Dataset rows
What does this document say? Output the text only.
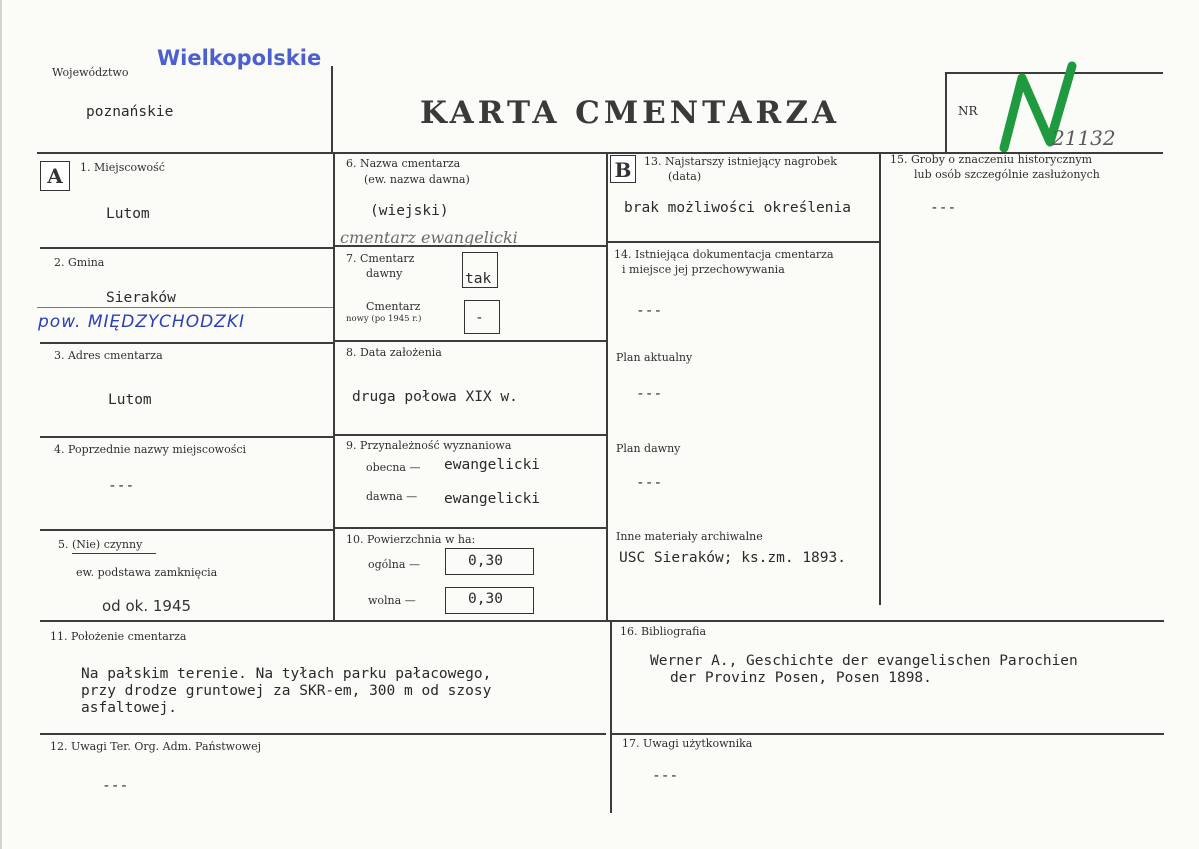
Województwo
Wielkopolskie
poznańskie	KARTA CMENTARZA	NR
21132
A	1. Miejscowość
Lutom
2. Gmina
Sieraków
pow. MIĘDZYCHODZKI
3. Adres cmentarza
Lutom
4. Poprzednie nazwy miejscowości
---
5. (Nie) czynny
ew. podstawa zamknięcia
od ok. 1945
6. Nazwa cmentarza
(ew. nazwa dawna)
(wiejski)
cmentarz ewangelicki
7. Cmentarz
dawny	tak
Cmentarz
nowy (po 1945 r.)	-
8. Data założenia
druga połowa XIX w.
9. Przynależność wyznaniowa
obecna — ewangelicki
dawna — ewangelicki
10. Powierzchnia w ha:
ogólna —	0,30
wolna —	0,30
B	13. Najstarszy istniejący nagrobek
(data)
brak możliwości określenia
14. Istniejąca dokumentacja cmentarza
i miejsce jej przechowywania
---
Plan aktualny
---
Plan dawny
---
Inne materiały archiwalne
USC Sieraków; ks.zm. 1893.
15. Groby o znaczeniu historycznym
lub osób szczególnie zasłużonych
---
11. Położenie cmentarza
Na pałskim terenie. Na tyłach parku pałacowego,
przy drodze gruntowej za SKR-em, 300 m od szosy
asfaltowej.
12. Uwagi Ter. Org. Adm. Państwowej
---
16. Bibliografia
Werner A., Geschichte der evangelischen Parochien
der Provinz Posen, Posen 1898.
17. Uwagi użytkownika
---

Goal
Your answer should be a single number: the count of lines in the entries that contain the word "ewangelicki".

Task answer
3